Tally the lines in the records underneath that contain the string "title", and state the figure by itself.

Stored data:
★ ★ ★ ★ ★ ★ ★

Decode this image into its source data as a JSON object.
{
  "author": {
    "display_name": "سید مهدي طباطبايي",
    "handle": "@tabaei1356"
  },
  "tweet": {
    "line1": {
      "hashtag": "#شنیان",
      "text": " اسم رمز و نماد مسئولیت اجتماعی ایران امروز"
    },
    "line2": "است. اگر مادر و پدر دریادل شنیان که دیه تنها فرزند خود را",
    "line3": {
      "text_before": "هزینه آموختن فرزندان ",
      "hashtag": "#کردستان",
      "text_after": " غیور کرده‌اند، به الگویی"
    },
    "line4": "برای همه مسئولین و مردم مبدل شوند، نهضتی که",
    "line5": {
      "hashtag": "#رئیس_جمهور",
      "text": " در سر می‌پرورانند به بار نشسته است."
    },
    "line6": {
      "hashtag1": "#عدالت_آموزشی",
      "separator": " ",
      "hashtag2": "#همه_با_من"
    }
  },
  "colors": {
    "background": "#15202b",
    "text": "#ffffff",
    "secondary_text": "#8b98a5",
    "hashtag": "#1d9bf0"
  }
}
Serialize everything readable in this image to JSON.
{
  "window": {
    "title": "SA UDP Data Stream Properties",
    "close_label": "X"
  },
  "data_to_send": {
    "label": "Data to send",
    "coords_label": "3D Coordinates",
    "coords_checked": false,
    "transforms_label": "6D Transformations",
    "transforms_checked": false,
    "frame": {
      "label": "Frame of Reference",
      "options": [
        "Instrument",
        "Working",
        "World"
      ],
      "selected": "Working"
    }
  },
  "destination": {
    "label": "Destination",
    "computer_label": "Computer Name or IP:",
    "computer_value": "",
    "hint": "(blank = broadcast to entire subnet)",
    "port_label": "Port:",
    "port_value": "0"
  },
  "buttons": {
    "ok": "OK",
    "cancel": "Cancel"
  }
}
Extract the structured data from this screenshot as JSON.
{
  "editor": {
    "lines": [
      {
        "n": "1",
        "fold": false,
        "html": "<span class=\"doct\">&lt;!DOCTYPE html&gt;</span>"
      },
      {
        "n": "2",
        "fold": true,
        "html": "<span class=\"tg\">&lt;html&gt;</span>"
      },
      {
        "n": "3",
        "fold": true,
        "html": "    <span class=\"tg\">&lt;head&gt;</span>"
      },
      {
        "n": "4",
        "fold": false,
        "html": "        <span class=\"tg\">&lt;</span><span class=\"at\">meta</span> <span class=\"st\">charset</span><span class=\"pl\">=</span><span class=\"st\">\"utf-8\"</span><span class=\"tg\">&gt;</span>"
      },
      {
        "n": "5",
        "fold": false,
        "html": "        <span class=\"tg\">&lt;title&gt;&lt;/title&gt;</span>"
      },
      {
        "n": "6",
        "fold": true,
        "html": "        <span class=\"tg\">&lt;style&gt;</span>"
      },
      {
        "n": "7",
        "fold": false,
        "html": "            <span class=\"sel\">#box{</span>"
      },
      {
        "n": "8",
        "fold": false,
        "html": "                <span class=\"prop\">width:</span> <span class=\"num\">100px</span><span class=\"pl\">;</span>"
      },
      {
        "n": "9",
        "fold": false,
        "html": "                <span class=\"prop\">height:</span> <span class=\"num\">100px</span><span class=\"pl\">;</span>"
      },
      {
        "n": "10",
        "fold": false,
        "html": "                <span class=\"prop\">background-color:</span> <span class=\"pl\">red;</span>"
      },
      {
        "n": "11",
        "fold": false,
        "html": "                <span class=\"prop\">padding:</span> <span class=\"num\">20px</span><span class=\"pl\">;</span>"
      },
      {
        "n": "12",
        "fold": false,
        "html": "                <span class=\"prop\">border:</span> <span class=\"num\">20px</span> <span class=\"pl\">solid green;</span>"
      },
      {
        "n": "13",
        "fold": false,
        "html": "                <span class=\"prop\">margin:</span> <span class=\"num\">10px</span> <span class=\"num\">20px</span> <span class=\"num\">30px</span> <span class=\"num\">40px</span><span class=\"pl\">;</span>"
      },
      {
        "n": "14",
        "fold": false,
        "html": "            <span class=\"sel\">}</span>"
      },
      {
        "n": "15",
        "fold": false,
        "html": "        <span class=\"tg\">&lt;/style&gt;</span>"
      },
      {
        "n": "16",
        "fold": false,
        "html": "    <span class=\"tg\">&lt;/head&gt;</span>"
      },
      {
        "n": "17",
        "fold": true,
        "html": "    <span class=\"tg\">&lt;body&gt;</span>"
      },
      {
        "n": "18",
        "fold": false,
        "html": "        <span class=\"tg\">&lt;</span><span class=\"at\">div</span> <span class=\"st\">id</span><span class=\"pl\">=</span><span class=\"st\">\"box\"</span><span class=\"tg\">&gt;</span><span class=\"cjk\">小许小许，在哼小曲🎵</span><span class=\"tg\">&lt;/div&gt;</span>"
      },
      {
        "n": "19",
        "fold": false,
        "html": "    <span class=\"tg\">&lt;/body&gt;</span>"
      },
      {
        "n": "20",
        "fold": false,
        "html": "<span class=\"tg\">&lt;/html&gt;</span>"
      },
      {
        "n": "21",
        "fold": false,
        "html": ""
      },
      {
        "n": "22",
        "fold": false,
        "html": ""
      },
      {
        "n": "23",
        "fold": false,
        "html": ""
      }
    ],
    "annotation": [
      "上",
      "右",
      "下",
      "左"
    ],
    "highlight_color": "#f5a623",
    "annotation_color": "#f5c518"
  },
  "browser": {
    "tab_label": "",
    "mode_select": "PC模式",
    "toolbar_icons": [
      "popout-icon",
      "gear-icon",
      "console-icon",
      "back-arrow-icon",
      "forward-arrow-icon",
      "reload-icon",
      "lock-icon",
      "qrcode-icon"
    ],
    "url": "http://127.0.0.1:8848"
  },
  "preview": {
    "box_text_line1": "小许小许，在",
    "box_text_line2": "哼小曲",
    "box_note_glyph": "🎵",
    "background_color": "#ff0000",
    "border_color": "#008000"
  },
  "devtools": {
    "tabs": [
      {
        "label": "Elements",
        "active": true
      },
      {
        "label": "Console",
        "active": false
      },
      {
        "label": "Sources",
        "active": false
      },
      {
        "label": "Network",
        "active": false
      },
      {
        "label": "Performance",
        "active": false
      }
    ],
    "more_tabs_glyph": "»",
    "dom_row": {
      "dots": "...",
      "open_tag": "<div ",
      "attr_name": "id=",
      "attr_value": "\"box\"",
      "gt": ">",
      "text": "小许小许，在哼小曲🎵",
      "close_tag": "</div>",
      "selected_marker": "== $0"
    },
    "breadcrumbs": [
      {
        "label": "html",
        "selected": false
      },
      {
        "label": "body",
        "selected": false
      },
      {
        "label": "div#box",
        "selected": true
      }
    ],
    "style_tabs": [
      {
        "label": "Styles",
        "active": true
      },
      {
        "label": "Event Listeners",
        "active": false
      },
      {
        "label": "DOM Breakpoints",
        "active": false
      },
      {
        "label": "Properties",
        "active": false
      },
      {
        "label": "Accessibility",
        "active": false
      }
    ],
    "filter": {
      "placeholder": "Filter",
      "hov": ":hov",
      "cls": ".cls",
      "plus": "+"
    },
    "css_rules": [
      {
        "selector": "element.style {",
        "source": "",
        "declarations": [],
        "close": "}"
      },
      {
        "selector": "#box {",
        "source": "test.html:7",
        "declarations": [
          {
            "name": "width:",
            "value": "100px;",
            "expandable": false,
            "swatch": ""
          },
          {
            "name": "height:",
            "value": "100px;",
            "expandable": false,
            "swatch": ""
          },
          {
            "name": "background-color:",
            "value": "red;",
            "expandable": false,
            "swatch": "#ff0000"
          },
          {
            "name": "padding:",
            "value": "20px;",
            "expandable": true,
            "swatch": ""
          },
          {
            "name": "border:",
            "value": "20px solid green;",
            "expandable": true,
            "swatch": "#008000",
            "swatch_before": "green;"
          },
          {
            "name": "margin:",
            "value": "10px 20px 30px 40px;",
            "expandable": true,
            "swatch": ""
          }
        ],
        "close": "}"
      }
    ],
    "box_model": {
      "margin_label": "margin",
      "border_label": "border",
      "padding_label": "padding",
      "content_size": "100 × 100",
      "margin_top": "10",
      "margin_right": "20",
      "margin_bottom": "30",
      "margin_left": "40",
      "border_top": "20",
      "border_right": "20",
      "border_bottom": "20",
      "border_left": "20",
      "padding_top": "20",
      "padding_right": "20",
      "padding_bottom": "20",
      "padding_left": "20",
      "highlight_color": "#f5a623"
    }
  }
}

★ ★ ★ ★ ★ ★ ★

__EXERCISE RESPONSE__
2